**What is needed**
From the entries below, gather each line containing the word "Microsoft".

Collected data entries
┌──
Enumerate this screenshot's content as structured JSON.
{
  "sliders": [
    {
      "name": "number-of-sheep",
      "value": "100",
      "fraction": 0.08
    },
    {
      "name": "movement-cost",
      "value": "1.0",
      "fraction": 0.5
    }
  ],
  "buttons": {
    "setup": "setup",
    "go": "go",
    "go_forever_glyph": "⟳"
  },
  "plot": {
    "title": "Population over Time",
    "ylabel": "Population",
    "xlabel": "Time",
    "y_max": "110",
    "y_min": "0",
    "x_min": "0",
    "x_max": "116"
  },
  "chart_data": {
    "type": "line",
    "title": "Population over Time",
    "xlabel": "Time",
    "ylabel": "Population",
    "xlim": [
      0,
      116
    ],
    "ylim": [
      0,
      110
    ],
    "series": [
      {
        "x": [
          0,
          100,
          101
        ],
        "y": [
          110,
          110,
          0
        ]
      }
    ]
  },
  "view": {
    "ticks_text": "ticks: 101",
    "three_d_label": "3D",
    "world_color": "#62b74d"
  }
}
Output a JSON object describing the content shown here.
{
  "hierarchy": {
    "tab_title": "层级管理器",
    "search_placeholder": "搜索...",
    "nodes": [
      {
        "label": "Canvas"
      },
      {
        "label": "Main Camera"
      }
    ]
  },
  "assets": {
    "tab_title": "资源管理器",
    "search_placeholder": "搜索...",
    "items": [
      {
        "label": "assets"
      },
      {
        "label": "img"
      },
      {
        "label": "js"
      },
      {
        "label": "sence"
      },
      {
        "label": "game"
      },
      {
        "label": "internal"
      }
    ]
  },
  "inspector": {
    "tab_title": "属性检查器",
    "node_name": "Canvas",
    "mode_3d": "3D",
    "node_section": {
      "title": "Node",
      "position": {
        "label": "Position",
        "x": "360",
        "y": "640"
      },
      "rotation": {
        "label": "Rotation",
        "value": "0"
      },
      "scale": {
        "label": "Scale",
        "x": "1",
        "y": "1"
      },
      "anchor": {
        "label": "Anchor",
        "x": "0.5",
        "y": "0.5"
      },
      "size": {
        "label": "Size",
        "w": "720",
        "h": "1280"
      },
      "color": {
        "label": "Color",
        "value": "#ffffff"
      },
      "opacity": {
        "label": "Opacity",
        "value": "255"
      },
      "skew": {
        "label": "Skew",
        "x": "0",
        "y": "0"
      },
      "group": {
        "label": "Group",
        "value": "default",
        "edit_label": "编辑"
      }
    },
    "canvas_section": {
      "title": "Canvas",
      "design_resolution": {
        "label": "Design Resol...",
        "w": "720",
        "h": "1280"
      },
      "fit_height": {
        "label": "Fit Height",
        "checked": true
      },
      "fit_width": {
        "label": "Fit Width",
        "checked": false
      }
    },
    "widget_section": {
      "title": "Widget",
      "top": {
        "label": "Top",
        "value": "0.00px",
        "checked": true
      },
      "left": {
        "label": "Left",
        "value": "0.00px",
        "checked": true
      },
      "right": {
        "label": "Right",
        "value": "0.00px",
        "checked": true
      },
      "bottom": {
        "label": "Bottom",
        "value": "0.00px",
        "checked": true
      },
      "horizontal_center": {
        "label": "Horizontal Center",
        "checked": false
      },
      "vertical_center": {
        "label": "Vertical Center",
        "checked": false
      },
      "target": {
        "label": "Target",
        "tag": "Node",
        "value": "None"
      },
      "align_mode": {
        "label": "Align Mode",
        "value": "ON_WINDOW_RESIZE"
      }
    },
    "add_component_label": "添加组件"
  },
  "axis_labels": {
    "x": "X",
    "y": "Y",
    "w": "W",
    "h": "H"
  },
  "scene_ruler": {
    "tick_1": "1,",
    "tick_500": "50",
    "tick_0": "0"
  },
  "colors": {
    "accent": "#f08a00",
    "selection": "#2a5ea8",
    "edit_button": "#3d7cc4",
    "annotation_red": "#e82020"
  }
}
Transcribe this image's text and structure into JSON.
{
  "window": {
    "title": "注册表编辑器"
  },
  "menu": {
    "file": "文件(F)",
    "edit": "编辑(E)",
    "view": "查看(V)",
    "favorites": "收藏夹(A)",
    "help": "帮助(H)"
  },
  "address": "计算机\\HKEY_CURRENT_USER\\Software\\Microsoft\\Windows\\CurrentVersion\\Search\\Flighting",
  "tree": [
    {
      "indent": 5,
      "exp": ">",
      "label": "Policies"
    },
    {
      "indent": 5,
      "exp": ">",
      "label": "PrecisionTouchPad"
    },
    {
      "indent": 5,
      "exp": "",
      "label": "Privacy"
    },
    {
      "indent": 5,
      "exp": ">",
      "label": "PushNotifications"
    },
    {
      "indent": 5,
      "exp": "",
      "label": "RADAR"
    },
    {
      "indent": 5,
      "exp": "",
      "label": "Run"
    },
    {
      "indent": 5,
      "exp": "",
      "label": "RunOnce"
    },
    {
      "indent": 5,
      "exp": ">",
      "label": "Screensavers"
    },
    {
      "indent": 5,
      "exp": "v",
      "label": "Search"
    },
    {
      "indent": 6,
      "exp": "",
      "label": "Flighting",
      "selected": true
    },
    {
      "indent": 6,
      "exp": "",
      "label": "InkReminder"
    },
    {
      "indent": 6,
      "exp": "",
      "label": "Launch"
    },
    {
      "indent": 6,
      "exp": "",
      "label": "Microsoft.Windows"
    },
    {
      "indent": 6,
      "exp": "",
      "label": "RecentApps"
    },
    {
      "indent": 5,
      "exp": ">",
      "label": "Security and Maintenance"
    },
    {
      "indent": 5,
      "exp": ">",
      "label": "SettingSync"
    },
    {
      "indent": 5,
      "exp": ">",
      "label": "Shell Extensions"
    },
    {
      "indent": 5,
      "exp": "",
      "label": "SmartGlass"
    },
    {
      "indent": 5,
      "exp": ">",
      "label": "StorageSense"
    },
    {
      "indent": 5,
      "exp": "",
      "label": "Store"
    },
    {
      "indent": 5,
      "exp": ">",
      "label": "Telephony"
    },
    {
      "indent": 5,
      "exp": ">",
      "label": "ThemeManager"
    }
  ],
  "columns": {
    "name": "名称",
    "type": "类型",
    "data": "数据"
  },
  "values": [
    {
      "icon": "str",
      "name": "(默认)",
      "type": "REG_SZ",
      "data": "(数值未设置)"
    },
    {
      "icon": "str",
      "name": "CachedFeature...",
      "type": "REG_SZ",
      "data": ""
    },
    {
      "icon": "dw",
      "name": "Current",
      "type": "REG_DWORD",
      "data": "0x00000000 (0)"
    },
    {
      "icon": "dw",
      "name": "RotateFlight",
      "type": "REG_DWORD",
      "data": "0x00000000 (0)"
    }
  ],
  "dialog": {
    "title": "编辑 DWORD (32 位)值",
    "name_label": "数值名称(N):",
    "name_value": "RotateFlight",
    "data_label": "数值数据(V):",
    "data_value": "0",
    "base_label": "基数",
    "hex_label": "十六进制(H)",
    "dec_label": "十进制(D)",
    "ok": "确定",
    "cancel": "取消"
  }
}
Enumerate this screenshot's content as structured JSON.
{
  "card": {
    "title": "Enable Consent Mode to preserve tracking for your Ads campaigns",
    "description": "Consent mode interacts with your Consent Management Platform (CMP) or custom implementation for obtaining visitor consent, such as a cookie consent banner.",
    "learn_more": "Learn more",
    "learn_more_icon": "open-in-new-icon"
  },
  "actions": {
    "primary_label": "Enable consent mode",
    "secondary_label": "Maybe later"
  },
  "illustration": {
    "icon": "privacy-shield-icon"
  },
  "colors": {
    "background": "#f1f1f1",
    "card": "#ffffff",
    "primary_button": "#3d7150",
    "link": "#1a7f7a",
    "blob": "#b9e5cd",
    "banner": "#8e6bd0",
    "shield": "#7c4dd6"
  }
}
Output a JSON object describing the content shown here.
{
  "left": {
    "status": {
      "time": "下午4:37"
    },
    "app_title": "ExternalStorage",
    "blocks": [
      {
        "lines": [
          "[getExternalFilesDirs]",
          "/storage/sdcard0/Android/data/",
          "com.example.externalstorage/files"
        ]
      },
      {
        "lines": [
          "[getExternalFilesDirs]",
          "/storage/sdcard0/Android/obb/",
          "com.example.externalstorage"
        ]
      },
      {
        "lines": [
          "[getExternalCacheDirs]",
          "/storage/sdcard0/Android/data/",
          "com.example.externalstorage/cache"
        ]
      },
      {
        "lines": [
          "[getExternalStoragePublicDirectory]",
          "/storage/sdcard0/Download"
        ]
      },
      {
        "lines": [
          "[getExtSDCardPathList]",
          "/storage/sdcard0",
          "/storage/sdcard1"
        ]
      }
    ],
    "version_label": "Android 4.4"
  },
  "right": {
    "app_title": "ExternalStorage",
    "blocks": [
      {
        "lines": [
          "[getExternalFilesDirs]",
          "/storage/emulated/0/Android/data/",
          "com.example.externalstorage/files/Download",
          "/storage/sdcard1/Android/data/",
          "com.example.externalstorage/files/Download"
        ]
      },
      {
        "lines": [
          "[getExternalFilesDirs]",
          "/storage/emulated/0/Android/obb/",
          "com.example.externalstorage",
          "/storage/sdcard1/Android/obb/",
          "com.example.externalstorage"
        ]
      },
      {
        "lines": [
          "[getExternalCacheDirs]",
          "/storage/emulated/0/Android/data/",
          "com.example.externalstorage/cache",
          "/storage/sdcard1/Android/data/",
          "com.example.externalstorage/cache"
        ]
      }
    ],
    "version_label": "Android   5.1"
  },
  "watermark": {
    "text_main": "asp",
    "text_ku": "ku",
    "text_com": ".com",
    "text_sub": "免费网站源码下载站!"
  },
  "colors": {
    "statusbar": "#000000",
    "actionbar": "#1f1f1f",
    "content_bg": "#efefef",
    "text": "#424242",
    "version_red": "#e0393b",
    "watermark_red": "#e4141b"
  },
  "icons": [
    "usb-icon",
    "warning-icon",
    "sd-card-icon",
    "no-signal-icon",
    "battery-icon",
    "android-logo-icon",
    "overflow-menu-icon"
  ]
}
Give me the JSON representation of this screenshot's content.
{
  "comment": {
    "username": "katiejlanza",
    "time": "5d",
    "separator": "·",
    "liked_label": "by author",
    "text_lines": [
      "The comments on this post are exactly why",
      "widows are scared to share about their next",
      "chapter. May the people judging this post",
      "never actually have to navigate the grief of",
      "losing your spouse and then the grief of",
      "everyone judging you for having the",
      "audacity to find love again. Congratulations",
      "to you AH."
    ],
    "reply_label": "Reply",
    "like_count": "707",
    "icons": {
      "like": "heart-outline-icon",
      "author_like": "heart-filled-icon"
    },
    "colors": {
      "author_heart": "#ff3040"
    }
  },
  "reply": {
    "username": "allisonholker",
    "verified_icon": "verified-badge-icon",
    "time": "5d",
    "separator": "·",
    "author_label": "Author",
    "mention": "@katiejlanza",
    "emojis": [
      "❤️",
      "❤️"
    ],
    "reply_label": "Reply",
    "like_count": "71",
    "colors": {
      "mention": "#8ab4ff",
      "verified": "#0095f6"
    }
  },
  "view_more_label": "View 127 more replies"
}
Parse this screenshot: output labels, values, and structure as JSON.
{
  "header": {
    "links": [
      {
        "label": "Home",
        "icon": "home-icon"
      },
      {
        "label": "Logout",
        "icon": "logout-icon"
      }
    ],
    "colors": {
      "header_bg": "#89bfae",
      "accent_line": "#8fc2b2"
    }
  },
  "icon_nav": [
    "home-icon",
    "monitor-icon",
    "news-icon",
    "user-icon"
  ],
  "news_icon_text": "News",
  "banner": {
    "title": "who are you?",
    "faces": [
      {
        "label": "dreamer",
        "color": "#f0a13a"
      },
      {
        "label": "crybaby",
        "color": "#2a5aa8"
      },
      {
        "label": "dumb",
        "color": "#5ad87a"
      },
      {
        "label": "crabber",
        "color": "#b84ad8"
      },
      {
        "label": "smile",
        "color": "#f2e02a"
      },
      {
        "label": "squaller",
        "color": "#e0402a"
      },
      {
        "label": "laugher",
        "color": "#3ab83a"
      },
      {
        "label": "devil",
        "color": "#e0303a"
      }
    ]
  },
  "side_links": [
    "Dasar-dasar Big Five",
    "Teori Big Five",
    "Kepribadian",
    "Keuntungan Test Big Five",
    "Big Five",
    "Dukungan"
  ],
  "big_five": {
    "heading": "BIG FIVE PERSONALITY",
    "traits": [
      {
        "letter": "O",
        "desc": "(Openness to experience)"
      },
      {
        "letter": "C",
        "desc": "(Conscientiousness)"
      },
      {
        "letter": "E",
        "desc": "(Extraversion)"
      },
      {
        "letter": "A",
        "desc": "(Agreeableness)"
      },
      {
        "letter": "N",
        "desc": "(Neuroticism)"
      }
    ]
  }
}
└──
**Written response**
  "address": "计算机\\HKEY_CURRENT_USER\\Software\\Microsoft\\Windows\\CurrentVersion\\Search\\Flighting",
      "label": "Microsoft.Windows"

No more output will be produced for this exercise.